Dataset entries

== == ==

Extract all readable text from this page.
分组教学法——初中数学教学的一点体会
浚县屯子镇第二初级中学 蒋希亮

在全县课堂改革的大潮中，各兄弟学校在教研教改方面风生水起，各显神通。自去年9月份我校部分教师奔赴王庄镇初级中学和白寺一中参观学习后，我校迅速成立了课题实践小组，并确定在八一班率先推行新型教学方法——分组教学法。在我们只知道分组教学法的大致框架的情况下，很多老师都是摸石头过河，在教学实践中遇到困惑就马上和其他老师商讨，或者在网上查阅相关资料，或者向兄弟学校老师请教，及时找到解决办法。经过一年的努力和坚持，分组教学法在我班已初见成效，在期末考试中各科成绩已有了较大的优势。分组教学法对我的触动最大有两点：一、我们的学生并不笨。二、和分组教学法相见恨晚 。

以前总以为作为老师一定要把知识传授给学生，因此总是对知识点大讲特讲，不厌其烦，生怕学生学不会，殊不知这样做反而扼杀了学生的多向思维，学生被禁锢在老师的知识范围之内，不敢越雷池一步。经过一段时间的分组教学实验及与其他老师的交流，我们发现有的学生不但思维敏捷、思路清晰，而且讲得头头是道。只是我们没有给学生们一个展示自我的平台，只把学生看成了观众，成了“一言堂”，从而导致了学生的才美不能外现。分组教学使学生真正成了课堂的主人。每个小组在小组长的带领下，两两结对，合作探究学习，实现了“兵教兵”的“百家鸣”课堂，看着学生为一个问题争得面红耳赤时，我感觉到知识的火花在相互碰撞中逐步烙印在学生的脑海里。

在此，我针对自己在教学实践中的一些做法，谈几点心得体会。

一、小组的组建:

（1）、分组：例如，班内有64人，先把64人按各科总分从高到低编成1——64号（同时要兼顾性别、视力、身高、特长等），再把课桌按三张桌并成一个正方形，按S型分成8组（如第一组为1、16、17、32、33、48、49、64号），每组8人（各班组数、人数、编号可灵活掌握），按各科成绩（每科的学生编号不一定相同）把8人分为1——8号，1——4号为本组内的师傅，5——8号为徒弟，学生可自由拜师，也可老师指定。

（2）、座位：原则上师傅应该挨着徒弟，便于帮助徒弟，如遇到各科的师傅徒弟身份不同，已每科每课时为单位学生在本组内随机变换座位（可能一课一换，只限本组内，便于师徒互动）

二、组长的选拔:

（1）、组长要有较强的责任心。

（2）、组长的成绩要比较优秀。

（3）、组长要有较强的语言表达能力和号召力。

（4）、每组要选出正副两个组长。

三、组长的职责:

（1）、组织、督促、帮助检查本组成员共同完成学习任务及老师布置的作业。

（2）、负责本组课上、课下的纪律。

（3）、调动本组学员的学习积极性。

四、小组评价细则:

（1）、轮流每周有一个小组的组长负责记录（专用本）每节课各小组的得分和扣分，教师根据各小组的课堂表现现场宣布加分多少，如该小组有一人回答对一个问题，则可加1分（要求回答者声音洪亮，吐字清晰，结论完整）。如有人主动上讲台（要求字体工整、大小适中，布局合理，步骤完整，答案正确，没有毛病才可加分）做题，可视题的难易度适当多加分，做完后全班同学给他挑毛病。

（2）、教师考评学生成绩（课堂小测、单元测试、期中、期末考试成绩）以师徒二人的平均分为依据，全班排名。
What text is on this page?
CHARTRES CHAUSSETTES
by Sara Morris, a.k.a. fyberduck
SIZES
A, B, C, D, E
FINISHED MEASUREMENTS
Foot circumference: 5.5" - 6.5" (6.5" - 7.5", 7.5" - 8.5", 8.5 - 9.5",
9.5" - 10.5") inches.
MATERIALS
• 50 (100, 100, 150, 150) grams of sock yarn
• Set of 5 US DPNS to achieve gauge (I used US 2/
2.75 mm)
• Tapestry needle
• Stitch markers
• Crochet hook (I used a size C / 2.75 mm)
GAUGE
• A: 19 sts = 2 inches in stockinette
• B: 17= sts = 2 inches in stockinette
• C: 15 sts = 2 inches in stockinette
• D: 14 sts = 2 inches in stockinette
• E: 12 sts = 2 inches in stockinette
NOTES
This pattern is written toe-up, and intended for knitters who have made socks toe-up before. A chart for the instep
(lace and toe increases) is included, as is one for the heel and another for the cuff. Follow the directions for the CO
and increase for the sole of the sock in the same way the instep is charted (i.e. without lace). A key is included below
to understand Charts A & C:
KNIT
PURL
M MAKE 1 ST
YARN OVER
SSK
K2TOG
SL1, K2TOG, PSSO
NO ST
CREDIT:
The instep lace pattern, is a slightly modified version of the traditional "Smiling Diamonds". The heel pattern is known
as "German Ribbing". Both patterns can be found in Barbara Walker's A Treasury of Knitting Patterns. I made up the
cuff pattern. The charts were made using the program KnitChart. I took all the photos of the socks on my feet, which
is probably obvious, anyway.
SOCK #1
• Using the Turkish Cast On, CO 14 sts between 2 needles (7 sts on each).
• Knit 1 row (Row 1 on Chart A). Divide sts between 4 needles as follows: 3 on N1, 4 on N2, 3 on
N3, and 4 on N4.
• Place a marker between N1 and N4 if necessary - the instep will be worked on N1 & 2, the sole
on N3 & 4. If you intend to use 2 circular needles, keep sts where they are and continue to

== == ==

* **Written problem**:
Search the records for the string "cuff" and return every line in which it occurs.

* **Solution**:
(lace and toe increases) is included, as is one for the heel and another for the cuff. Follow the directions for the CO
cuff pattern. The charts were made using the program KnitChart. I took all the photos of the socks on my feet, which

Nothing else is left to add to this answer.